*THE RECORDS*
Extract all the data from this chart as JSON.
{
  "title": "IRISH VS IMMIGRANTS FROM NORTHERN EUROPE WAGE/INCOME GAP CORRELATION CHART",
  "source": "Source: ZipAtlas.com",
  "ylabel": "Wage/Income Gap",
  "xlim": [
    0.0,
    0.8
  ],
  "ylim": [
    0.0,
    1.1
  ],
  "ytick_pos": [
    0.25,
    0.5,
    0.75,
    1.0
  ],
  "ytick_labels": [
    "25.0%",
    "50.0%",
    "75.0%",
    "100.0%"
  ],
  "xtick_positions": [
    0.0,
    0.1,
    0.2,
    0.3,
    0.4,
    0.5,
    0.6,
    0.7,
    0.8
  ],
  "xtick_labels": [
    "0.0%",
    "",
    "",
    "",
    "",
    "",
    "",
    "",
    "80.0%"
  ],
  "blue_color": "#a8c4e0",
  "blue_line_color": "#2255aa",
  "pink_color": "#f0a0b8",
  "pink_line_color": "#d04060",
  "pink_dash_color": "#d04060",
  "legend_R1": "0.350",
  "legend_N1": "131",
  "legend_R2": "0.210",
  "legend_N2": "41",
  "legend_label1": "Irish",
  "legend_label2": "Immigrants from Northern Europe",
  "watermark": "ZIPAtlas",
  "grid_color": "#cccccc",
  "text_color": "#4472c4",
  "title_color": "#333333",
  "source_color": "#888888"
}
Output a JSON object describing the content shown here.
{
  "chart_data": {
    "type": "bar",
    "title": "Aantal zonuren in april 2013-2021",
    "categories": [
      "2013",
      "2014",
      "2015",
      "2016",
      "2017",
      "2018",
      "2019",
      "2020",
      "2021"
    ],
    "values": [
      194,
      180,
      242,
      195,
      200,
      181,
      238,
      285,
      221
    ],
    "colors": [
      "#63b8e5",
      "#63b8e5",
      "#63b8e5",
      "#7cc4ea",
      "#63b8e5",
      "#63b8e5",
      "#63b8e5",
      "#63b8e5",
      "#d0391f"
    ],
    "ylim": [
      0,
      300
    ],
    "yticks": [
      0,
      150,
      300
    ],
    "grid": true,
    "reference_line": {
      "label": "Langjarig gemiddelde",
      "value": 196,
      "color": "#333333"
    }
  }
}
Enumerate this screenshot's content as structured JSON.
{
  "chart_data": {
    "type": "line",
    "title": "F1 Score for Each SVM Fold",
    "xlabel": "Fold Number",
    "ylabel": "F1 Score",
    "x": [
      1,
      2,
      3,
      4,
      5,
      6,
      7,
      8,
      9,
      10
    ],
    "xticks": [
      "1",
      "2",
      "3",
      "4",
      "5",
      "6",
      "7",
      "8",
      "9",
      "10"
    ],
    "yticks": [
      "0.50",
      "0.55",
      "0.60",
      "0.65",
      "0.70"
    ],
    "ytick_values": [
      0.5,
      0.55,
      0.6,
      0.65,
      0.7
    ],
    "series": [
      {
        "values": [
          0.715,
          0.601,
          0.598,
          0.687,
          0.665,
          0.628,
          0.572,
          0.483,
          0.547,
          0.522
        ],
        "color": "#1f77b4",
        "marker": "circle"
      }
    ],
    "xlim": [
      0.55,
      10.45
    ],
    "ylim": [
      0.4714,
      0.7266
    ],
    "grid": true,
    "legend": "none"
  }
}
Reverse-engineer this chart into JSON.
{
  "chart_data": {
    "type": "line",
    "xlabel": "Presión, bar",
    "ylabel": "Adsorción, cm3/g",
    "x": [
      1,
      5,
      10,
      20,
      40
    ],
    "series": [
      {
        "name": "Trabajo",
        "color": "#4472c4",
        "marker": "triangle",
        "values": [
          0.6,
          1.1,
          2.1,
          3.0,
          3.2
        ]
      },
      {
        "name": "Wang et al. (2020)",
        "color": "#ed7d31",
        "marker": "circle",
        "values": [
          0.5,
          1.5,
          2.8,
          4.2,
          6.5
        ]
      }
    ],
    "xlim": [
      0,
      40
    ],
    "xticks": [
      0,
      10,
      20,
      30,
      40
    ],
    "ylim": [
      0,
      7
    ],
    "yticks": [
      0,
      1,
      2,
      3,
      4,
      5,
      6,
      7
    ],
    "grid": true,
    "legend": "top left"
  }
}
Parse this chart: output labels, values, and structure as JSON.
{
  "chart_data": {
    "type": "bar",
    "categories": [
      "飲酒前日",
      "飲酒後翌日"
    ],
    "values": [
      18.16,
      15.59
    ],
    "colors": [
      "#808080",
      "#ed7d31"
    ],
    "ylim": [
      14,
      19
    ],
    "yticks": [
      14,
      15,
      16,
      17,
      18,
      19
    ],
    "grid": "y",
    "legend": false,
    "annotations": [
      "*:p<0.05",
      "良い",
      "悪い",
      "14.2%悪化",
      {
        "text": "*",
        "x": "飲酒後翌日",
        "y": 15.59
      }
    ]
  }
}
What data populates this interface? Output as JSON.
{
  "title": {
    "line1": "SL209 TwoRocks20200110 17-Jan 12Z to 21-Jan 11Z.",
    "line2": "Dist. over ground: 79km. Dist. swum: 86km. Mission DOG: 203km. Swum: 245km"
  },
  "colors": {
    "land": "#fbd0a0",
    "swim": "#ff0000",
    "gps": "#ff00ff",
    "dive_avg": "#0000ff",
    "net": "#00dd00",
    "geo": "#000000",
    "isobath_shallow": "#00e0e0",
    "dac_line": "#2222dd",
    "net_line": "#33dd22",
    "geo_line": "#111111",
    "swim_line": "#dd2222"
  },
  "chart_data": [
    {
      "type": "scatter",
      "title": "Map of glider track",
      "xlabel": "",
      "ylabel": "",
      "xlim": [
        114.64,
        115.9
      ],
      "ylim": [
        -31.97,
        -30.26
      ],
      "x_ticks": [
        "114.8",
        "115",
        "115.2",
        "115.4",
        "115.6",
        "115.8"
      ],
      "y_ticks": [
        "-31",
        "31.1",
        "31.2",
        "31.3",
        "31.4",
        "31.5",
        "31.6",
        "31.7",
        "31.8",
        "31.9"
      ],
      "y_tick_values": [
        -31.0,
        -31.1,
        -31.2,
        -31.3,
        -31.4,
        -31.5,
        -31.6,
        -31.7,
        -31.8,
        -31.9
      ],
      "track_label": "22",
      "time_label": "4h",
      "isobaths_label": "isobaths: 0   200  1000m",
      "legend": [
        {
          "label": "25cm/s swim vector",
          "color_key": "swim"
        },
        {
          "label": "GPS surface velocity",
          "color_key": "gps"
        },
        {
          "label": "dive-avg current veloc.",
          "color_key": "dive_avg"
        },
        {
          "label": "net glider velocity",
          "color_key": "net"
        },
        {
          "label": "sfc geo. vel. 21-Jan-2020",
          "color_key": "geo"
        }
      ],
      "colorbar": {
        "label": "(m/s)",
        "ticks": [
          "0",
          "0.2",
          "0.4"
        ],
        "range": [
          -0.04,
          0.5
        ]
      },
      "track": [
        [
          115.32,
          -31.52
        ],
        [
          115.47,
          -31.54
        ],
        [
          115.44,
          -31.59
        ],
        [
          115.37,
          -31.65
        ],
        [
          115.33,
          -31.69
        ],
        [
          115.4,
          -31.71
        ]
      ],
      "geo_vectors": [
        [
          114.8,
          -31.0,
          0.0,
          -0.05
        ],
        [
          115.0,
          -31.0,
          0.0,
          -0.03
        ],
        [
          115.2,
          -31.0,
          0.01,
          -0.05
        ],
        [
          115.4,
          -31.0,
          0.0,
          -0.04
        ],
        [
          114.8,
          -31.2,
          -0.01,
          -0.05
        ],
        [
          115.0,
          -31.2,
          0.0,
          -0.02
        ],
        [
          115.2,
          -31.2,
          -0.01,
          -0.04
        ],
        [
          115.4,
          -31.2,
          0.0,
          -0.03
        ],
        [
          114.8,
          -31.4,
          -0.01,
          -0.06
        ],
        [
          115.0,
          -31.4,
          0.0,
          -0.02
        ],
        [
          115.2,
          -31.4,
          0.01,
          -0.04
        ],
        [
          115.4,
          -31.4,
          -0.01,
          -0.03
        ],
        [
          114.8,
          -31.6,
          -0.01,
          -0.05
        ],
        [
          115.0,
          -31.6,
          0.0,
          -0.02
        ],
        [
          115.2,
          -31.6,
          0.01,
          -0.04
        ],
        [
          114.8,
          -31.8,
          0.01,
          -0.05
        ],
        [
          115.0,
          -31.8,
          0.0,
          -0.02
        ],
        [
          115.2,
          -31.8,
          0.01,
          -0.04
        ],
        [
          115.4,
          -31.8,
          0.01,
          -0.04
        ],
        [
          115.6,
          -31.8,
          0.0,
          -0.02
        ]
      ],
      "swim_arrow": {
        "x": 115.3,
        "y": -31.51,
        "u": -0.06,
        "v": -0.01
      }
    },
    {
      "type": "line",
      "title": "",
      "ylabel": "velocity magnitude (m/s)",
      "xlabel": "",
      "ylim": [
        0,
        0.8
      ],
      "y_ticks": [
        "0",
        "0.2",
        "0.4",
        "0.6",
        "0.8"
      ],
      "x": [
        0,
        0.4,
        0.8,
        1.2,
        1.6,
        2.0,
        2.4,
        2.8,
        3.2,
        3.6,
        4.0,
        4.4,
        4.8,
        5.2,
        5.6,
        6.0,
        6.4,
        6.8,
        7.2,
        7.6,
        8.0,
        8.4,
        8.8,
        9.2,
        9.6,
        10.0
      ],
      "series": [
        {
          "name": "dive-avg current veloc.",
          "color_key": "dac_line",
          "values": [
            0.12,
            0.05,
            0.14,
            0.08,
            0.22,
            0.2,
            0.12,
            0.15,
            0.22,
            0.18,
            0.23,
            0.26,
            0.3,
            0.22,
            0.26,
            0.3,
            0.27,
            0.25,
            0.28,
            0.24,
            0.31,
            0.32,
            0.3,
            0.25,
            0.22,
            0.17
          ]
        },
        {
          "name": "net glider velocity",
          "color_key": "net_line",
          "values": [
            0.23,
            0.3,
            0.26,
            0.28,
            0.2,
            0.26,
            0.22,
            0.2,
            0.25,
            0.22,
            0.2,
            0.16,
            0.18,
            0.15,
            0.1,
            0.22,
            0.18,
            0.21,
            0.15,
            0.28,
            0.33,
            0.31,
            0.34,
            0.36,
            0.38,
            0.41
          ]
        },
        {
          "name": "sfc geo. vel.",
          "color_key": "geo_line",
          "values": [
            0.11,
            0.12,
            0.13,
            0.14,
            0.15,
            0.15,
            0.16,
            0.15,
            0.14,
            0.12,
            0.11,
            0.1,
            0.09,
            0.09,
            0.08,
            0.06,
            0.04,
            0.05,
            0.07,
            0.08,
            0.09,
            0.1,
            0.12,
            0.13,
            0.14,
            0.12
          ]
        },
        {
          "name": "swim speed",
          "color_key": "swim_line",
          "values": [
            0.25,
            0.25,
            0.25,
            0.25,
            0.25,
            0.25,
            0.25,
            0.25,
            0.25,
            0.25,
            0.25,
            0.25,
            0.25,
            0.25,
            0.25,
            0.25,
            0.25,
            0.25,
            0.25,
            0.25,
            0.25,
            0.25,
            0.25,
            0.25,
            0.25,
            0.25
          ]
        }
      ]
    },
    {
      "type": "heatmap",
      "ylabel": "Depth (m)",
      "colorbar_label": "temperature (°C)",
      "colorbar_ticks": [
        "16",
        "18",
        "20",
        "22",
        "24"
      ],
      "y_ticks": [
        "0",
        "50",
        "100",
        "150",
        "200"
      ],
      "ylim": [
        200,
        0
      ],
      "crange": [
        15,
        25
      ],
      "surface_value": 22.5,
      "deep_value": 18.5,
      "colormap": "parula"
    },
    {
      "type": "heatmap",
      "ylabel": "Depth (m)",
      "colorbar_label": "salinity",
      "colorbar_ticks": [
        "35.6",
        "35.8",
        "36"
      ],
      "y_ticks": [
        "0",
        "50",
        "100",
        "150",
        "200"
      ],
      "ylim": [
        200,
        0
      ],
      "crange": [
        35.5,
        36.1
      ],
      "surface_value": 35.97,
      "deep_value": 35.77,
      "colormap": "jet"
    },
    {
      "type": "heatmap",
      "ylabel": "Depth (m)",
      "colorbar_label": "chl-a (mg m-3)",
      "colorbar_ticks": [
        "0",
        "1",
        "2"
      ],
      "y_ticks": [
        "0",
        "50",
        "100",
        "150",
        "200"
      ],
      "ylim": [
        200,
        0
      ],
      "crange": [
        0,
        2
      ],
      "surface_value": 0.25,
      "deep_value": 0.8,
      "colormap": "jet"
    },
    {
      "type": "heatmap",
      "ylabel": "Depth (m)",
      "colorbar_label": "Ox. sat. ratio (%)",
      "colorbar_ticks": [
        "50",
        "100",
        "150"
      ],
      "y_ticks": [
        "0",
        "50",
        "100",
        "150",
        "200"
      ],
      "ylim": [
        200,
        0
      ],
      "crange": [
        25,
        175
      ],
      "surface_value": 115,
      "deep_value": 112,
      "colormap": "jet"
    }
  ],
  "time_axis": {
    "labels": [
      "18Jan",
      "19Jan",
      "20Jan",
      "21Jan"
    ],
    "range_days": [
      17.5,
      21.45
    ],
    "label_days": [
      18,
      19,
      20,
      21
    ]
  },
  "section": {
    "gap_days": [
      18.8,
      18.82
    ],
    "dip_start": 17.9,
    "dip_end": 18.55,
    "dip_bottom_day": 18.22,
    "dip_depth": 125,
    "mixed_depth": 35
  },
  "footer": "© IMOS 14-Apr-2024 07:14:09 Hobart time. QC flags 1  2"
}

*WORK TO BE COMPLETED*
Read the data above. Pull out each line in which the string "marker" appears.

*ANSWER FOR THE TASK*
        "marker": "circle"
        "marker": "triangle",
        "marker": "circle",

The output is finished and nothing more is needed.